§ Description of the task
Say how many lines hold the string "title", and nothing more.

§ Data for processing
============

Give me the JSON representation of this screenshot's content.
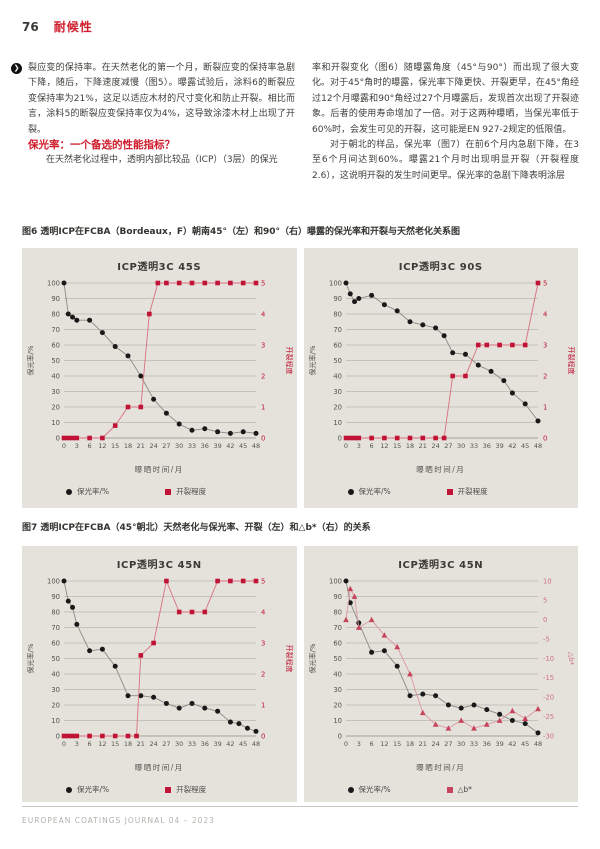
{
  "page": {
    "number": "76",
    "section": "耐候性"
  },
  "body": {
    "left_paragraph1": "裂应变的保持率。在天然老化的第一个月，断裂应变的保持率急剧下降，随后，下降速度减慢（图5）。曝露试验后，涂料6的断裂应变保持率为21%，这足以适应木材的尺寸变化和防止开裂。相比而言，涂料5的断裂应变保持率仅为4%，这导致涂漆木材上出现了开裂。",
    "heading": "保光率：一个备选的性能指标？",
    "left_paragraph2": "在天然老化过程中，透明内部比较品（ICP）（3层）的保光",
    "right_paragraph1": "率和开裂变化（图6）随曝露角度（45°与90°）而出现了很大变化。对于45°角时的曝露，保光率下降更快、开裂更早，在45°角经过12个月曝露和90°角经过27个月曝露后，发现首次出现了开裂迹象。后者的使用寿命增加了一倍。对于这两种曝晒，当保光率低于60%时，会发生可见的开裂，这可能是EN 927-2规定的低限值。",
    "right_paragraph2": "对于朝北的样品，保光率（图7）在前6个月内急剧下降，在3至6个月间达到60%。曝露21个月时出现明显开裂（开裂程度2.6），这说明开裂的发生时间更早。保光率的急剧下降表明涂层"
  },
  "figure6": {
    "caption": "图6 透明ICP在FCBA（Bordeaux，F）朝南45°（左）和90°（右）曝露的保光率和开裂与天然老化关系图"
  },
  "figure7": {
    "caption": "图7 透明ICP在FCBA（45°朝北）天然老化与保光率、开裂（左）和△b*（右）的关系"
  },
  "footer": {
    "text": "EUROPEAN COATINGS JOURNAL 04 – 2023"
  },
  "colors": {
    "accent": "#cf1b2b",
    "panel_bg": "#e4e2db",
    "grid": "#a5a29a",
    "black_marker": "#191919",
    "gray_line": "#8b8a84",
    "red_marker": "#c11335",
    "red_line": "#d9707e",
    "pink_marker": "#c6455c",
    "pink_line": "#dc96a1"
  },
  "chart_data": [
    {
      "type": "line",
      "title": "ICP透明3C 45S",
      "xlabel": "曝晒时间/月",
      "x_ticks": [
        0,
        3,
        6,
        12,
        15,
        18,
        21,
        24,
        27,
        30,
        33,
        36,
        39,
        42,
        45,
        48
      ],
      "y_left": {
        "label": "保光率/%",
        "min": 0,
        "max": 100,
        "step": 10,
        "color": "#55544e"
      },
      "y_right": {
        "label": "开裂程度",
        "min": 0,
        "max": 5,
        "step": 1,
        "color": "#c11335"
      },
      "series": [
        {
          "name": "保光率/%",
          "axis": "left",
          "marker": "circle",
          "marker_color": "#191919",
          "line_color": "#8b8a84",
          "points": [
            [
              0,
              100
            ],
            [
              1,
              80
            ],
            [
              2,
              78
            ],
            [
              3,
              76
            ],
            [
              6,
              76
            ],
            [
              12,
              68
            ],
            [
              15,
              59
            ],
            [
              18,
              53
            ],
            [
              21,
              40
            ],
            [
              24,
              25
            ],
            [
              27,
              16
            ],
            [
              30,
              9
            ],
            [
              33,
              5
            ],
            [
              36,
              6
            ],
            [
              39,
              4
            ],
            [
              42,
              3
            ],
            [
              45,
              4
            ],
            [
              48,
              3
            ]
          ]
        },
        {
          "name": "开裂程度",
          "axis": "right",
          "marker": "square",
          "marker_color": "#c11335",
          "line_color": "#d9707e",
          "points": [
            [
              0,
              0
            ],
            [
              1,
              0
            ],
            [
              2,
              0
            ],
            [
              3,
              0
            ],
            [
              6,
              0
            ],
            [
              12,
              0
            ],
            [
              15,
              0.4
            ],
            [
              18,
              1
            ],
            [
              21,
              1
            ],
            [
              23,
              4
            ],
            [
              25,
              5
            ],
            [
              27,
              5
            ],
            [
              30,
              5
            ],
            [
              33,
              5
            ],
            [
              36,
              5
            ],
            [
              39,
              5
            ],
            [
              42,
              5
            ],
            [
              45,
              5
            ],
            [
              48,
              5
            ]
          ]
        }
      ]
    },
    {
      "type": "line",
      "title": "ICP透明3C 90S",
      "xlabel": "曝晒时间/月",
      "x_ticks": [
        0,
        3,
        6,
        12,
        15,
        18,
        21,
        24,
        27,
        30,
        33,
        36,
        39,
        42,
        45,
        48
      ],
      "y_left": {
        "label": "保光率/%",
        "min": 0,
        "max": 100,
        "step": 10,
        "color": "#55544e"
      },
      "y_right": {
        "label": "开裂程度",
        "min": 0,
        "max": 5,
        "step": 1,
        "color": "#c11335"
      },
      "series": [
        {
          "name": "保光率/%",
          "axis": "left",
          "marker": "circle",
          "marker_color": "#191919",
          "line_color": "#8b8a84",
          "points": [
            [
              0,
              100
            ],
            [
              1,
              93
            ],
            [
              2,
              88
            ],
            [
              3,
              90
            ],
            [
              6,
              92
            ],
            [
              12,
              86
            ],
            [
              15,
              82
            ],
            [
              18,
              75
            ],
            [
              21,
              73
            ],
            [
              24,
              71
            ],
            [
              26,
              66
            ],
            [
              28,
              55
            ],
            [
              31,
              54
            ],
            [
              34,
              47
            ],
            [
              37,
              43
            ],
            [
              40,
              37
            ],
            [
              42,
              29
            ],
            [
              45,
              22
            ],
            [
              48,
              11
            ]
          ]
        },
        {
          "name": "开裂程度",
          "axis": "right",
          "marker": "square",
          "marker_color": "#c11335",
          "line_color": "#d9707e",
          "points": [
            [
              0,
              0
            ],
            [
              1,
              0
            ],
            [
              2,
              0
            ],
            [
              3,
              0
            ],
            [
              6,
              0
            ],
            [
              12,
              0
            ],
            [
              15,
              0
            ],
            [
              18,
              0
            ],
            [
              21,
              0
            ],
            [
              24,
              0
            ],
            [
              26,
              0
            ],
            [
              28,
              2
            ],
            [
              31,
              2
            ],
            [
              34,
              3
            ],
            [
              36,
              3
            ],
            [
              39,
              3
            ],
            [
              42,
              3
            ],
            [
              45,
              3
            ],
            [
              48,
              5
            ]
          ]
        }
      ]
    },
    {
      "type": "line",
      "title": "ICP透明3C 45N",
      "xlabel": "曝晒时间/月",
      "x_ticks": [
        0,
        3,
        6,
        12,
        15,
        18,
        21,
        24,
        27,
        30,
        33,
        36,
        39,
        42,
        45,
        48
      ],
      "y_left": {
        "label": "保光率/%",
        "min": 0,
        "max": 100,
        "step": 10,
        "color": "#55544e"
      },
      "y_right": {
        "label": "开裂程度",
        "min": 0,
        "max": 5,
        "step": 1,
        "color": "#c11335"
      },
      "series": [
        {
          "name": "保光率/%",
          "axis": "left",
          "marker": "circle",
          "marker_color": "#191919",
          "line_color": "#8b8a84",
          "points": [
            [
              0,
              100
            ],
            [
              1,
              87
            ],
            [
              2,
              83
            ],
            [
              3,
              72
            ],
            [
              6,
              55
            ],
            [
              12,
              56
            ],
            [
              15,
              45
            ],
            [
              18,
              26
            ],
            [
              21,
              26
            ],
            [
              24,
              25
            ],
            [
              27,
              21
            ],
            [
              30,
              18
            ],
            [
              33,
              21
            ],
            [
              36,
              18
            ],
            [
              39,
              16
            ],
            [
              42,
              9
            ],
            [
              44,
              8
            ],
            [
              46,
              5
            ],
            [
              48,
              3
            ]
          ]
        },
        {
          "name": "开裂程度",
          "axis": "right",
          "marker": "square",
          "marker_color": "#c11335",
          "line_color": "#d9707e",
          "points": [
            [
              0,
              0
            ],
            [
              1,
              0
            ],
            [
              2,
              0
            ],
            [
              3,
              0
            ],
            [
              6,
              0
            ],
            [
              12,
              0
            ],
            [
              15,
              0
            ],
            [
              18,
              0
            ],
            [
              20,
              0
            ],
            [
              21,
              2.6
            ],
            [
              24,
              3
            ],
            [
              27,
              5
            ],
            [
              30,
              4
            ],
            [
              33,
              4
            ],
            [
              36,
              4
            ],
            [
              39,
              5
            ],
            [
              42,
              5
            ],
            [
              45,
              5
            ],
            [
              48,
              5
            ]
          ]
        }
      ]
    },
    {
      "type": "line",
      "title": "ICP透明3C 45N",
      "xlabel": "曝晒时间/月",
      "x_ticks": [
        0,
        3,
        6,
        12,
        15,
        18,
        21,
        24,
        27,
        30,
        33,
        36,
        39,
        42,
        45,
        48
      ],
      "y_left": {
        "label": "保光率/%",
        "min": 0,
        "max": 100,
        "step": 10,
        "color": "#55544e"
      },
      "y_right": {
        "label": "△b*",
        "min": -30,
        "max": 10,
        "step": 5,
        "color": "#cd7380"
      },
      "series": [
        {
          "name": "保光率/%",
          "axis": "left",
          "marker": "circle",
          "marker_color": "#191919",
          "line_color": "#8b8a84",
          "points": [
            [
              0,
              100
            ],
            [
              1,
              86
            ],
            [
              3,
              73
            ],
            [
              6,
              54
            ],
            [
              12,
              55
            ],
            [
              15,
              45
            ],
            [
              18,
              26
            ],
            [
              21,
              27
            ],
            [
              24,
              26
            ],
            [
              27,
              20
            ],
            [
              30,
              18
            ],
            [
              33,
              20
            ],
            [
              36,
              17
            ],
            [
              39,
              14
            ],
            [
              42,
              10
            ],
            [
              45,
              8
            ],
            [
              48,
              2
            ]
          ]
        },
        {
          "name": "△b*",
          "axis": "right",
          "marker": "triangle",
          "legend_marker": "square",
          "marker_color": "#c6455c",
          "line_color": "#dc96a1",
          "points": [
            [
              0,
              0
            ],
            [
              1,
              8
            ],
            [
              2,
              6
            ],
            [
              3,
              -2
            ],
            [
              6,
              0
            ],
            [
              12,
              -4
            ],
            [
              15,
              -7
            ],
            [
              18,
              -14
            ],
            [
              21,
              -24
            ],
            [
              24,
              -27
            ],
            [
              27,
              -28
            ],
            [
              30,
              -26
            ],
            [
              33,
              -28
            ],
            [
              36,
              -27
            ],
            [
              39,
              -26
            ],
            [
              42,
              -23.5
            ],
            [
              45,
              -25.5
            ],
            [
              48,
              -23
            ]
          ]
        }
      ]
    }
  ]
}
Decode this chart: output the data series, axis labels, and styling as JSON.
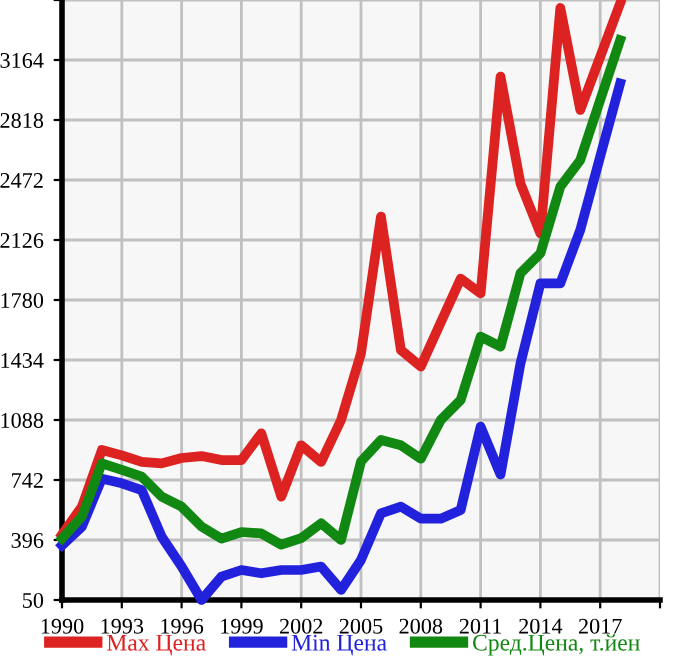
{
  "chart_data": {
    "type": "line",
    "x": [
      1990,
      1991,
      1992,
      1993,
      1994,
      1995,
      1996,
      1997,
      1998,
      1999,
      2000,
      2001,
      2002,
      2003,
      2004,
      2005,
      2006,
      2007,
      2008,
      2009,
      2010,
      2011,
      2012,
      2013,
      2014,
      2015,
      2016,
      2017,
      2018
    ],
    "series": [
      {
        "name": "Max Цена",
        "color": "#dd2222",
        "values": [
          427,
          589,
          915,
          884,
          846,
          838,
          869,
          880,
          857,
          857,
          1011,
          646,
          942,
          846,
          1088,
          1472,
          2261,
          1492,
          1396,
          1650,
          1903,
          1818,
          3068,
          2452,
          2164,
          3464,
          2876,
          3183,
          3490
        ]
      },
      {
        "name": "Min Цена",
        "color": "#2222dd",
        "values": [
          365,
          473,
          750,
          723,
          684,
          415,
          243,
          50,
          185,
          223,
          204,
          223,
          223,
          243,
          108,
          281,
          550,
          588,
          519,
          519,
          569,
          1050,
          773,
          1414,
          1876,
          1876,
          2184,
          2607,
          3029
        ]
      },
      {
        "name": "Сред.Цена, т.йен",
        "color": "#118811",
        "values": [
          404,
          531,
          838,
          800,
          761,
          646,
          588,
          473,
          404,
          442,
          434,
          369,
          407,
          492,
          396,
          849,
          973,
          942,
          865,
          1088,
          1203,
          1569,
          1511,
          1934,
          2049,
          2434,
          2587,
          2933,
          3279
        ]
      }
    ],
    "xlim": [
      1990,
      2020
    ],
    "xticks": [
      1990,
      1993,
      1996,
      1999,
      2002,
      2005,
      2008,
      2011,
      2014,
      2017,
      {
        "value": 2020,
        "label": null
      }
    ],
    "ylim": [
      50,
      3510
    ],
    "yticks": [
      50,
      396,
      742,
      1088,
      1434,
      1780,
      2126,
      2472,
      2818,
      3164,
      {
        "value": 3510,
        "label": null
      }
    ],
    "grid": true,
    "legend": "bottom",
    "marker": "none",
    "line_style": "solid"
  }
}
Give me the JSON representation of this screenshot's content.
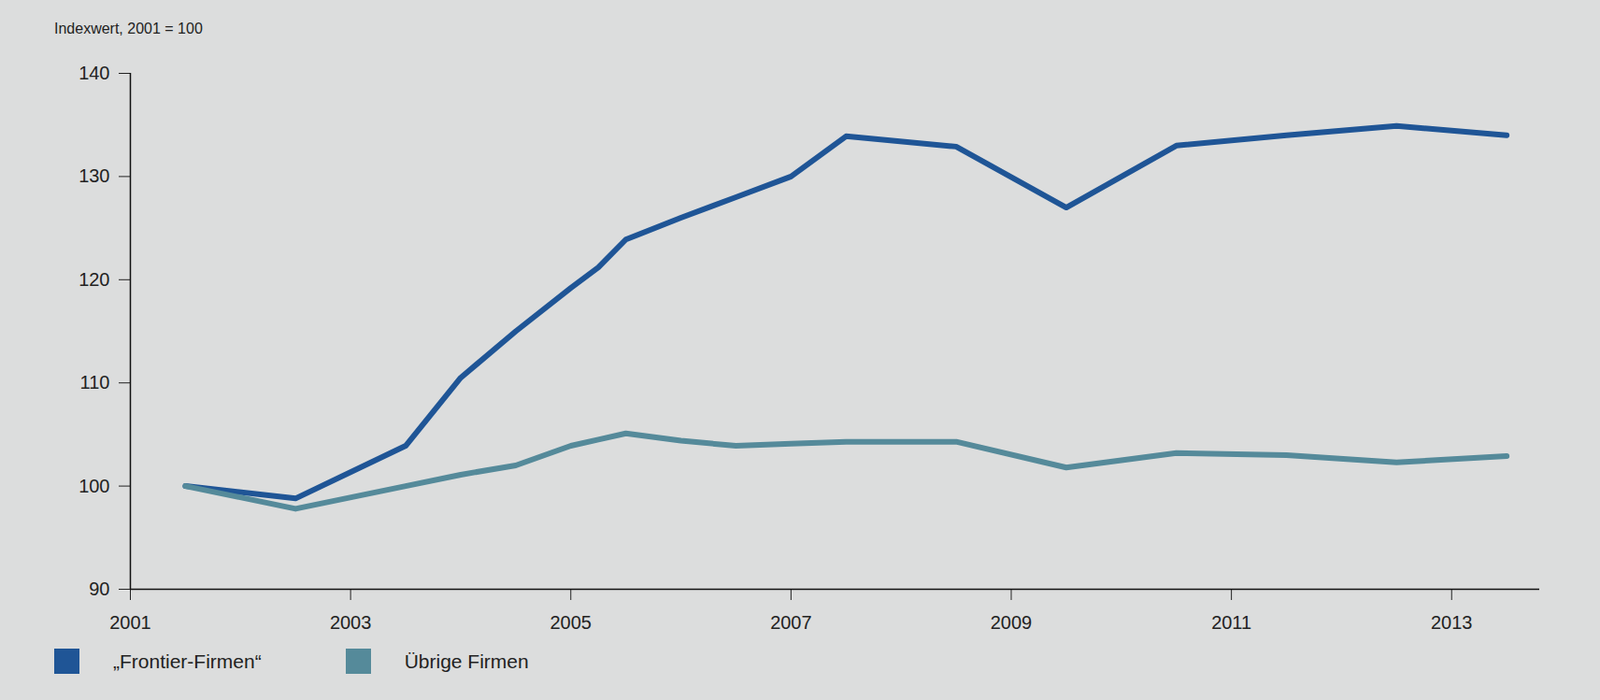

============

§ Task answer
4